[Records contained in a dataset]
········

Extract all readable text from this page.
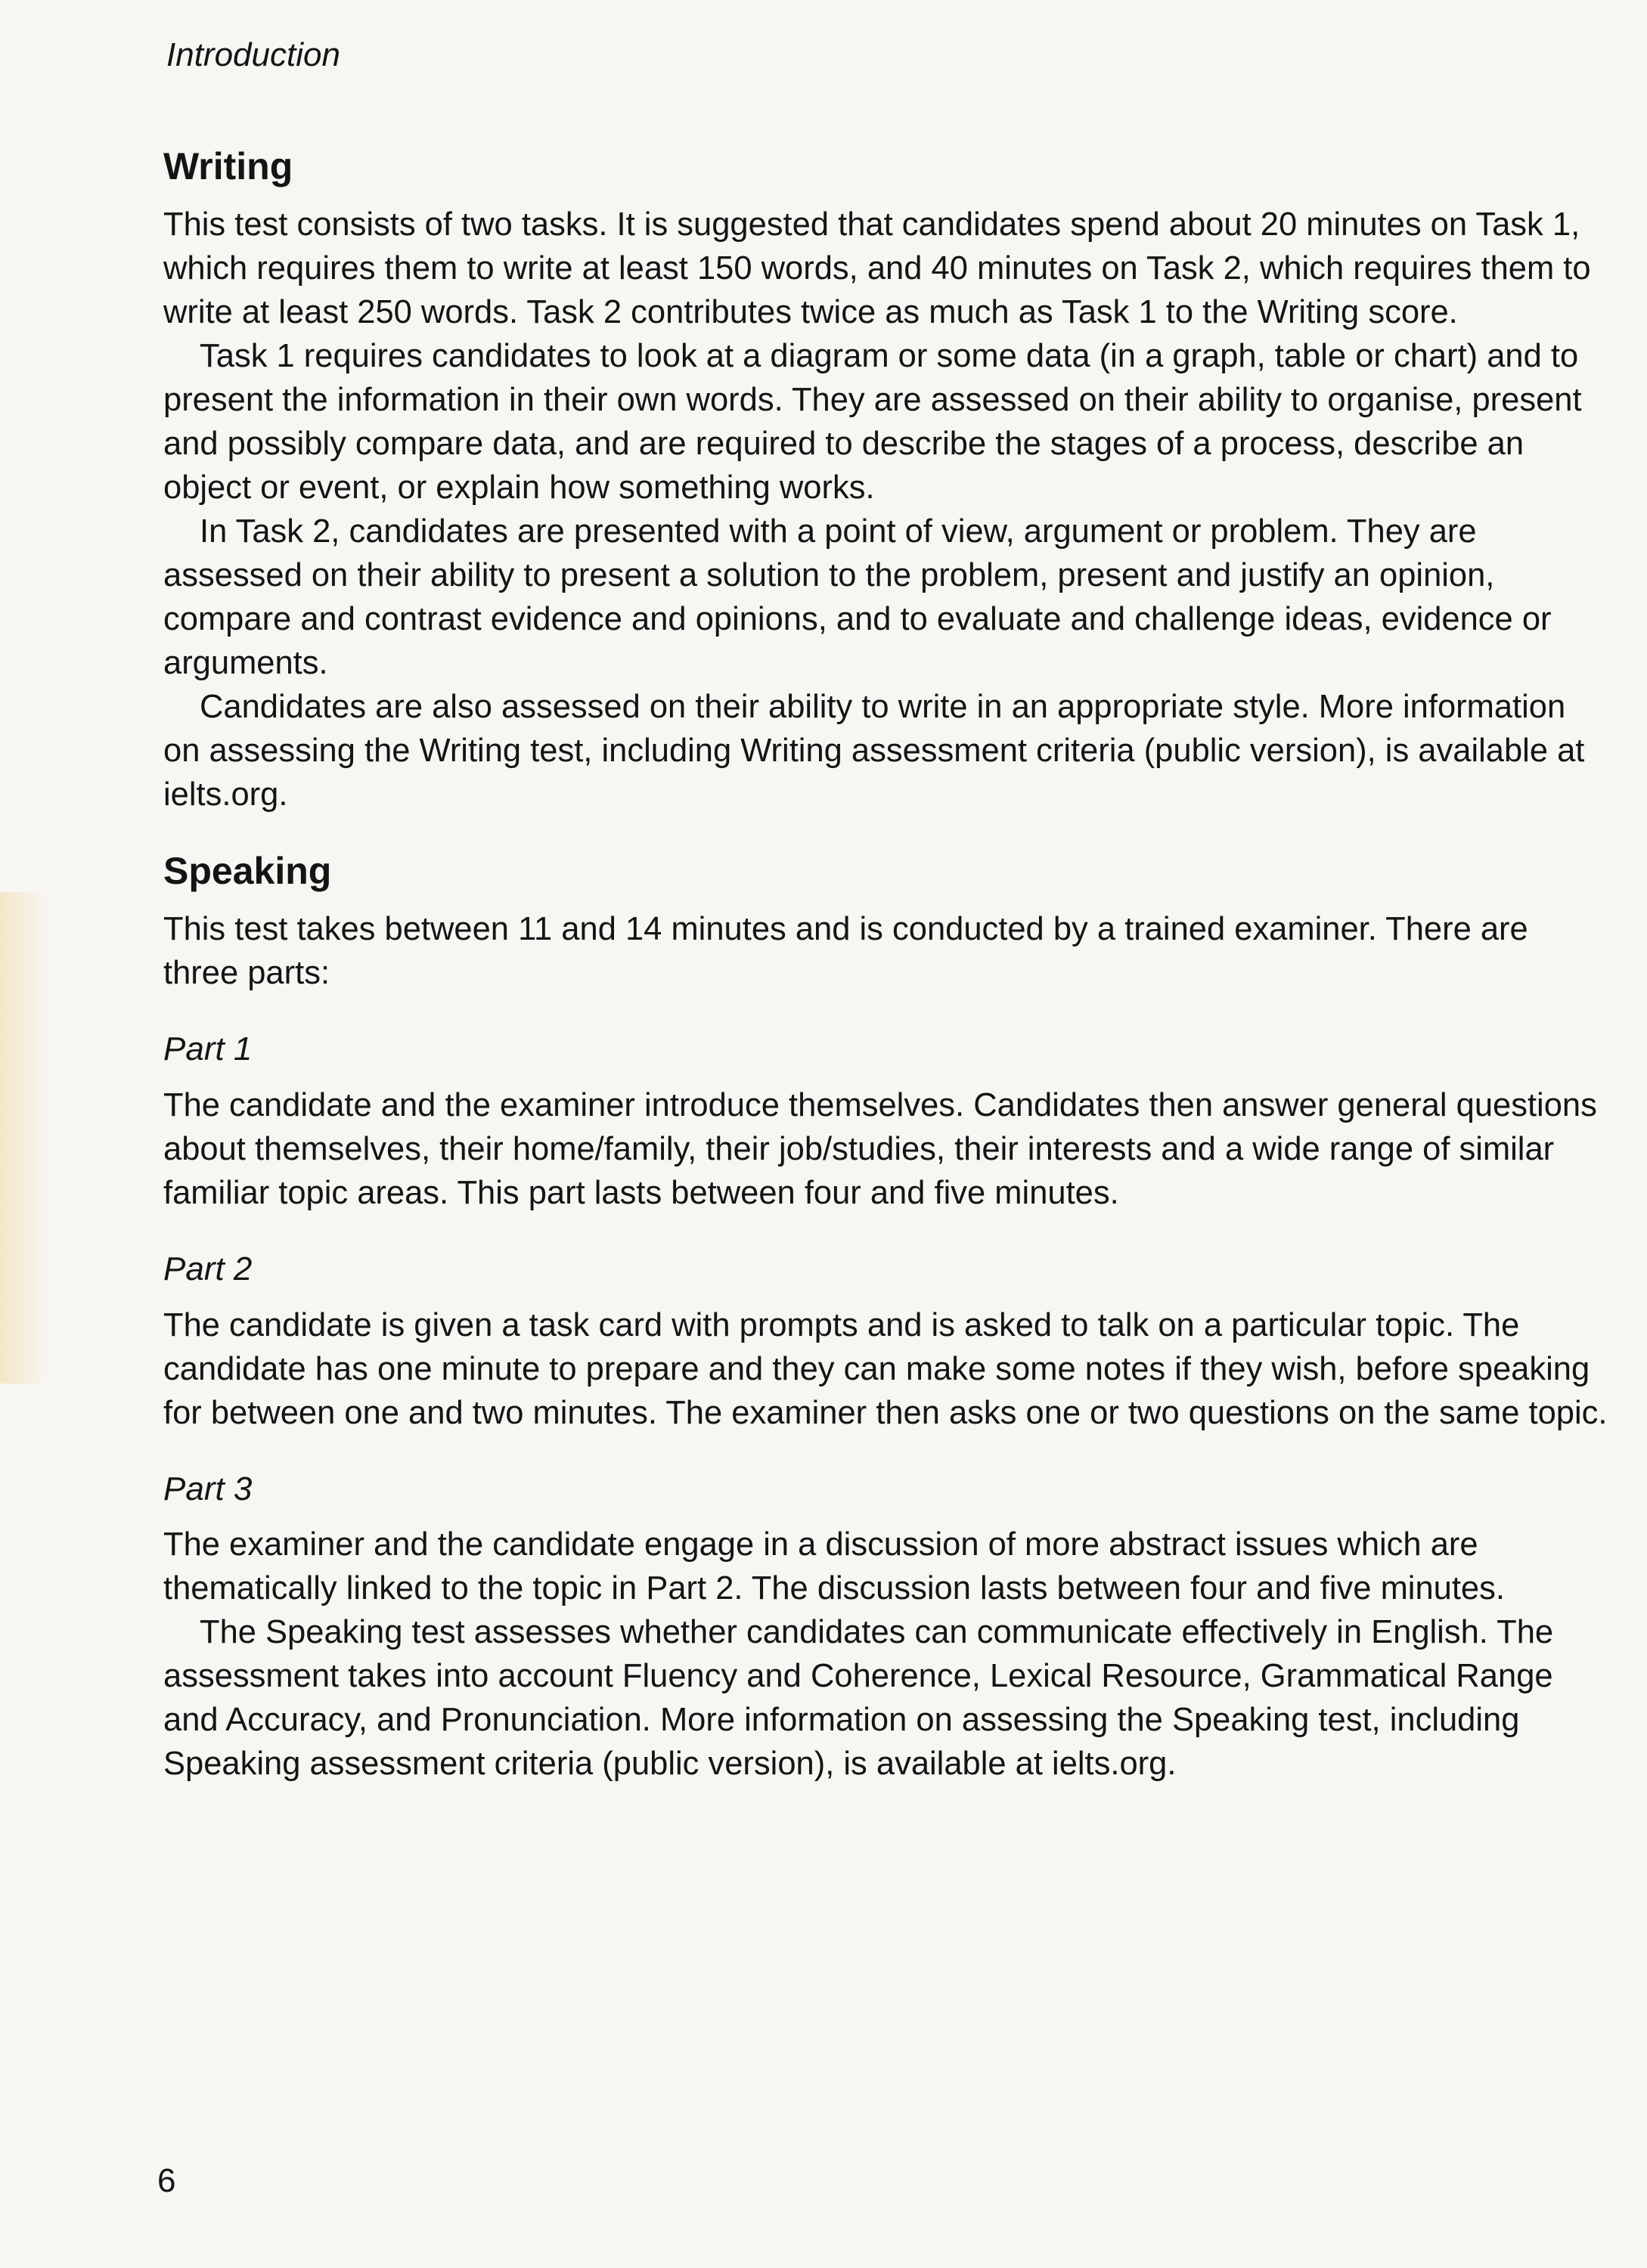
Introduction
Writing

This test consists of two tasks. It is suggested that candidates spend about 20 minutes on Task 1, which requires them to write at least 150 words, and 40 minutes on Task 2, which requires them to write at least 250 words. Task 2 contributes twice as much as Task 1 to the Writing score.

Task 1 requires candidates to look at a diagram or some data (in a graph, table or chart) and to present the information in their own words. They are assessed on their ability to organise, present and possibly compare data, and are required to describe the stages of a process, describe an object or event, or explain how something works.

In Task 2, candidates are presented with a point of view, argument or problem. They are assessed on their ability to present a solution to the problem, present and justify an opinion, compare and contrast evidence and opinions, and to evaluate and challenge ideas, evidence or arguments.

Candidates are also assessed on their ability to write in an appropriate style. More information on assessing the Writing test, including Writing assessment criteria (public version), is available at ielts.org.

Speaking

This test takes between 11 and 14 minutes and is conducted by a trained examiner. There are three parts:

Part 1

The candidate and the examiner introduce themselves. Candidates then answer general questions about themselves, their home/family, their job/studies, their interests and a wide range of similar familiar topic areas. This part lasts between four and five minutes.

Part 2

The candidate is given a task card with prompts and is asked to talk on a particular topic. The candidate has one minute to prepare and they can make some notes if they wish, before speaking for between one and two minutes. The examiner then asks one or two questions on the same topic.

Part 3

The examiner and the candidate engage in a discussion of more abstract issues which are thematically linked to the topic in Part 2. The discussion lasts between four and five minutes.

The Speaking test assesses whether candidates can communicate effectively in English. The assessment takes into account Fluency and Coherence, Lexical Resource, Grammatical Range and Accuracy, and Pronunciation. More information on assessing the Speaking test, including Speaking assessment criteria (public version), is available at ielts.org.

6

········

◆ Task prompt
Take every line from the data above that holds "then" and copy it out.

◆ Exercise response
The candidate and the examiner introduce themselves. Candidates then answer general questions about themselves, their home/family, their job/studies, their interests and a wide range of similar familiar topic areas. This part lasts between four and five minutes.
The candidate is given a task card with prompts and is asked to talk on a particular topic. The candidate has one minute to prepare and they can make some notes if they wish, before speaking for between one and two minutes. The examiner then asks one or two questions on the same topic.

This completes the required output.